Data for the task -
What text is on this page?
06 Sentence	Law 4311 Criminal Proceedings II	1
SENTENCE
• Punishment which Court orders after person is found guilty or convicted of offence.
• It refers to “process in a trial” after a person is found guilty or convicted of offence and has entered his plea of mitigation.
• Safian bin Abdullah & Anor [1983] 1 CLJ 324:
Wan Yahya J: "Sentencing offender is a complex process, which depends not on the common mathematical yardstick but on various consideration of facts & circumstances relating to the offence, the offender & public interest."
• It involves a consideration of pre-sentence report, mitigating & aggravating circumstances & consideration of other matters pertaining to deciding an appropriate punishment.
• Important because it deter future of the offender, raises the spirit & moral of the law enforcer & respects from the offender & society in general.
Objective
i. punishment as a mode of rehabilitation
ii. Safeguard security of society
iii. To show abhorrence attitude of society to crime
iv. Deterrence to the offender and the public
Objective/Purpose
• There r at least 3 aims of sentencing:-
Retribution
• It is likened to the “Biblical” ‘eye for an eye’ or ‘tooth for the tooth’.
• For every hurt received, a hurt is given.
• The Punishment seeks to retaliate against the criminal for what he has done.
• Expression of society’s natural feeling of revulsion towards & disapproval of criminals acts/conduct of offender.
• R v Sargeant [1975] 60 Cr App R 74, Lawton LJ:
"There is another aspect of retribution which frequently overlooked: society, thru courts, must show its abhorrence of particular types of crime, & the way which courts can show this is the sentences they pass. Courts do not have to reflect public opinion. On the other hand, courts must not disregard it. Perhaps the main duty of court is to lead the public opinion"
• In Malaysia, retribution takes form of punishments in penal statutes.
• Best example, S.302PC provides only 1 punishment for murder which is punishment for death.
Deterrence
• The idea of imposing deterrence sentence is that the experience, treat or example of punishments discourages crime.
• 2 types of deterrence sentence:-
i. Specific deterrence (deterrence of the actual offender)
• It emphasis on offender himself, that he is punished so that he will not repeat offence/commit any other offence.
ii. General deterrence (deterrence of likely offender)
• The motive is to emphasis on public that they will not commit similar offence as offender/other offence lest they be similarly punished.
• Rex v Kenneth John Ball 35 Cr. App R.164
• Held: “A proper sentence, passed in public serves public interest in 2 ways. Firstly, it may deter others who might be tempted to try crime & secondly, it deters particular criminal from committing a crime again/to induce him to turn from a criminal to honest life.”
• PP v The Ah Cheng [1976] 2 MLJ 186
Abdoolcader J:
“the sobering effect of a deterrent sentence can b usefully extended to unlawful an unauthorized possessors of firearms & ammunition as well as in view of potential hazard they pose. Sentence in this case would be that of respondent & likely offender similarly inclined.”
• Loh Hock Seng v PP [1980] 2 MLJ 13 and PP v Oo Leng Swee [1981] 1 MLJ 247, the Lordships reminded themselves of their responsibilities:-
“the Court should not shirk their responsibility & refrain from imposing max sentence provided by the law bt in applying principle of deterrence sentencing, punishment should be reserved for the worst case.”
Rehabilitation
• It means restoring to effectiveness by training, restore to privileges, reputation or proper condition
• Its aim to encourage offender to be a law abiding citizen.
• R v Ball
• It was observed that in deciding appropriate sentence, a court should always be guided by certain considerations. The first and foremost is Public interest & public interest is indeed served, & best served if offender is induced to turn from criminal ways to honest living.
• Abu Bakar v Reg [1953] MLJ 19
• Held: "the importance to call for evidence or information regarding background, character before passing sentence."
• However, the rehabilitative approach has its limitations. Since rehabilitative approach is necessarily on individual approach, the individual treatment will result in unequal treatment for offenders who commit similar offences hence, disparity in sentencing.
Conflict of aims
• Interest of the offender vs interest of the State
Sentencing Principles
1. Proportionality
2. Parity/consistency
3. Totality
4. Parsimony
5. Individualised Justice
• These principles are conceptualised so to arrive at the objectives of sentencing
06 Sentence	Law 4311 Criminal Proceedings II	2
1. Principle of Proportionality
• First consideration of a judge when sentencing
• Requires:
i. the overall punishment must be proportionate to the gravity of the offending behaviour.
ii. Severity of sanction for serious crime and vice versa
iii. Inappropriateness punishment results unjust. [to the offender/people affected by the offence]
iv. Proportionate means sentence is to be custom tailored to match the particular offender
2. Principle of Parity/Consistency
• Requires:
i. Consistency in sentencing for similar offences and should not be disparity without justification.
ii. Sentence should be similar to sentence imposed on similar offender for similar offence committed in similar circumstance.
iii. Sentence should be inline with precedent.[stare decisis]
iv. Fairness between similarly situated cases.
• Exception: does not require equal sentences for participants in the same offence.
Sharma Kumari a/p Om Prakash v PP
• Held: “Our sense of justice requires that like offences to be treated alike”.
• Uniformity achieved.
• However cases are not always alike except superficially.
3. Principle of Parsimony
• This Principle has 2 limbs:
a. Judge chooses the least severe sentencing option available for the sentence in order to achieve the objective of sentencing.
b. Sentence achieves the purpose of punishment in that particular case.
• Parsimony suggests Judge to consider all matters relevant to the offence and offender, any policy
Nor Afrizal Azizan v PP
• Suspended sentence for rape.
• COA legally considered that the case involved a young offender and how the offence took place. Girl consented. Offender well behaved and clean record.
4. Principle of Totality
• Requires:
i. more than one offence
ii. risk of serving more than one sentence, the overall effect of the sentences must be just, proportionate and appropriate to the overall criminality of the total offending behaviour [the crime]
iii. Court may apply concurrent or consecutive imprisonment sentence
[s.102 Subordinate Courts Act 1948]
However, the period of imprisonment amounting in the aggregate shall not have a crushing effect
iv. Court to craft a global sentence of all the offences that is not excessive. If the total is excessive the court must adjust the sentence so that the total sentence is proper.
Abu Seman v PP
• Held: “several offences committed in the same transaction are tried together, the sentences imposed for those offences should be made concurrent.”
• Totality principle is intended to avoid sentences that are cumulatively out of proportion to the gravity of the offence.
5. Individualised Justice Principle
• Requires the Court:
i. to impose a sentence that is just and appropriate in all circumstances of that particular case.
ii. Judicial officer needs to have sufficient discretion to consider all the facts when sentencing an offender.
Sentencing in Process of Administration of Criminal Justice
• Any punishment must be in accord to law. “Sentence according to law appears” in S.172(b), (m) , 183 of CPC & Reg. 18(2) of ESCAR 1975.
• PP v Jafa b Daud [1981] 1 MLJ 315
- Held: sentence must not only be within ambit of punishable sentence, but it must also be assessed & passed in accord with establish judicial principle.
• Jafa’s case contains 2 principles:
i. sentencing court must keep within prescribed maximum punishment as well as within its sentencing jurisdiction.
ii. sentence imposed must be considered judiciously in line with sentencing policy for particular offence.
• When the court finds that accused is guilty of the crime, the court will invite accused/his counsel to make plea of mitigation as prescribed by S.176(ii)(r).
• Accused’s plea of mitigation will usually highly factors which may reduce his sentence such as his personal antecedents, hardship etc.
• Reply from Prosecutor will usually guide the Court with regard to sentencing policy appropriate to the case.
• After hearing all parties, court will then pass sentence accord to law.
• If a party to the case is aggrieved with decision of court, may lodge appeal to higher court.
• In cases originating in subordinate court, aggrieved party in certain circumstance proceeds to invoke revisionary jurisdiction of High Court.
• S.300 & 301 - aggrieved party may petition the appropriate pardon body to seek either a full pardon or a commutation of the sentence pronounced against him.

Instructions for the task -
Every record above should be output exactly.

Output below -
What text is on this page?
06 Sentence	Law 4311 Criminal Proceedings II	1
SENTENCE
• Punishment which Court orders after person is found guilty or convicted of offence.
• It refers to “process in a trial” after a person is found guilty or convicted of offence and has entered his plea of mitigation.
• Safian bin Abdullah & Anor [1983] 1 CLJ 324:
Wan Yahya J: "Sentencing offender is a complex process, which depends not on the common mathematical yardstick but on various consideration of facts & circumstances relating to the offence, the offender & public interest."
• It involves a consideration of pre-sentence report, mitigating & aggravating circumstances & consideration of other matters pertaining to deciding an appropriate punishment.
• Important because it deter future of the offender, raises the spirit & moral of the law enforcer & respects from the offender & society in general.
Objective
i. punishment as a mode of rehabilitation
ii. Safeguard security of society
iii. To show abhorrence attitude of society to crime
iv. Deterrence to the offender and the public
Objective/Purpose
• There r at least 3 aims of sentencing:-
Retribution
• It is likened to the “Biblical” ‘eye for an eye’ or ‘tooth for the tooth’.
• For every hurt received, a hurt is given.
• The Punishment seeks to retaliate against the criminal for what he has done.
• Expression of society’s natural feeling of revulsion towards & disapproval of criminals acts/conduct of offender.
• R v Sargeant [1975] 60 Cr App R 74, Lawton LJ:
"There is another aspect of retribution which frequently overlooked: society, thru courts, must show its abhorrence of particular types of crime, & the way which courts can show this is the sentences they pass. Courts do not have to reflect public opinion. On the other hand, courts must not disregard it. Perhaps the main duty of court is to lead the public opinion"
• In Malaysia, retribution takes form of punishments in penal statutes.
• Best example, S.302PC provides only 1 punishment for murder which is punishment for death.
Deterrence
• The idea of imposing deterrence sentence is that the experience, treat or example of punishments discourages crime.
• 2 types of deterrence sentence:-
i. Specific deterrence (deterrence of the actual offender)
• It emphasis on offender himself, that he is punished so that he will not repeat offence/commit any other offence.
ii. General deterrence (deterrence of likely offender)
• The motive is to emphasis on public that they will not commit similar offence as offender/other offence lest they be similarly punished.
• Rex v Kenneth John Ball 35 Cr. App R.164
• Held: “A proper sentence, passed in public serves public interest in 2 ways. Firstly, it may deter others who might be tempted to try crime & secondly, it deters particular criminal from committing a crime again/to induce him to turn from a criminal to honest life.”
• PP v The Ah Cheng [1976] 2 MLJ 186
Abdoolcader J:
“the sobering effect of a deterrent sentence can b usefully extended to unlawful an unauthorized possessors of firearms & ammunition as well as in view of potential hazard they pose. Sentence in this case would be that of respondent & likely offender similarly inclined.”
• Loh Hock Seng v PP [1980] 2 MLJ 13 and PP v Oo Leng Swee [1981] 1 MLJ 247, the Lordships reminded themselves of their responsibilities:-
“the Court should not shirk their responsibility & refrain from imposing max sentence provided by the law bt in applying principle of deterrence sentencing, punishment should be reserved for the worst case.”
Rehabilitation
• It means restoring to effectiveness by training, restore to privileges, reputation or proper condition
• Its aim to encourage offender to be a law abiding citizen.
• R v Ball
• It was observed that in deciding appropriate sentence, a court should always be guided by certain considerations. The first and foremost is Public interest & public interest is indeed served, & best served if offender is induced to turn from criminal ways to honest living.
• Abu Bakar v Reg [1953] MLJ 19
• Held: "the importance to call for evidence or information regarding background, character before passing sentence."
• However, the rehabilitative approach has its limitations. Since rehabilitative approach is necessarily on individual approach, the individual treatment will result in unequal treatment for offenders who commit similar offences hence, disparity in sentencing.
Conflict of aims
• Interest of the offender vs interest of the State
Sentencing Principles
1. Proportionality
2. Parity/consistency
3. Totality
4. Parsimony
5. Individualised Justice
• These principles are conceptualised so to arrive at the objectives of sentencing
06 Sentence	Law 4311 Criminal Proceedings II	2
1. Principle of Proportionality
• First consideration of a judge when sentencing
• Requires:
i. the overall punishment must be proportionate to the gravity of the offending behaviour.
ii. Severity of sanction for serious crime and vice versa
iii. Inappropriateness punishment results unjust. [to the offender/people affected by the offence]
iv. Proportionate means sentence is to be custom tailored to match the particular offender
2. Principle of Parity/Consistency
• Requires:
i. Consistency in sentencing for similar offences and should not be disparity without justification.
ii. Sentence should be similar to sentence imposed on similar offender for similar offence committed in similar circumstance.
iii. Sentence should be inline with precedent.[stare decisis]
iv. Fairness between similarly situated cases.
• Exception: does not require equal sentences for participants in the same offence.
Sharma Kumari a/p Om Prakash v PP
• Held: “Our sense of justice requires that like offences to be treated alike”.
• Uniformity achieved.
• However cases are not always alike except superficially.
3. Principle of Parsimony
• This Principle has 2 limbs:
a. Judge chooses the least severe sentencing option available for the sentence in order to achieve the objective of sentencing.
b. Sentence achieves the purpose of punishment in that particular case.
• Parsimony suggests Judge to consider all matters relevant to the offence and offender, any policy
Nor Afrizal Azizan v PP
• Suspended sentence for rape.
• COA legally considered that the case involved a young offender and how the offence took place. Girl consented. Offender well behaved and clean record.
4. Principle of Totality
• Requires:
i. more than one offence
ii. risk of serving more than one sentence, the overall effect of the sentences must be just, proportionate and appropriate to the overall criminality of the total offending behaviour [the crime]
iii. Court may apply concurrent or consecutive imprisonment sentence
[s.102 Subordinate Courts Act 1948]
However, the period of imprisonment amounting in the aggregate shall not have a crushing effect
iv. Court to craft a global sentence of all the offences that is not excessive. If the total is excessive the court must adjust the sentence so that the total sentence is proper.
Abu Seman v PP
• Held: “several offences committed in the same transaction are tried together, the sentences imposed for those offences should be made concurrent.”
• Totality principle is intended to avoid sentences that are cumulatively out of proportion to the gravity of the offence.
5. Individualised Justice Principle
• Requires the Court:
i. to impose a sentence that is just and appropriate in all circumstances of that particular case.
ii. Judicial officer needs to have sufficient discretion to consider all the facts when sentencing an offender.
Sentencing in Process of Administration of Criminal Justice
• Any punishment must be in accord to law. “Sentence according to law appears” in S.172(b), (m) , 183 of CPC & Reg. 18(2) of ESCAR 1975.
• PP v Jafa b Daud [1981] 1 MLJ 315
- Held: sentence must not only be within ambit of punishable sentence, but it must also be assessed & passed in accord with establish judicial principle.
• Jafa’s case contains 2 principles:
i. sentencing court must keep within prescribed maximum punishment as well as within its sentencing jurisdiction.
ii. sentence imposed must be considered judiciously in line with sentencing policy for particular offence.
• When the court finds that accused is guilty of the crime, the court will invite accused/his counsel to make plea of mitigation as prescribed by S.176(ii)(r).
• Accused’s plea of mitigation will usually highly factors which may reduce his sentence such as his personal antecedents, hardship etc.
• Reply from Prosecutor will usually guide the Court with regard to sentencing policy appropriate to the case.
• After hearing all parties, court will then pass sentence accord to law.
• If a party to the case is aggrieved with decision of court, may lodge appeal to higher court.
• In cases originating in subordinate court, aggrieved party in certain circumstance proceeds to invoke revisionary jurisdiction of High Court.
• S.300 & 301 - aggrieved party may petition the appropriate pardon body to seek either a full pardon or a commutation of the sentence pronounced against him.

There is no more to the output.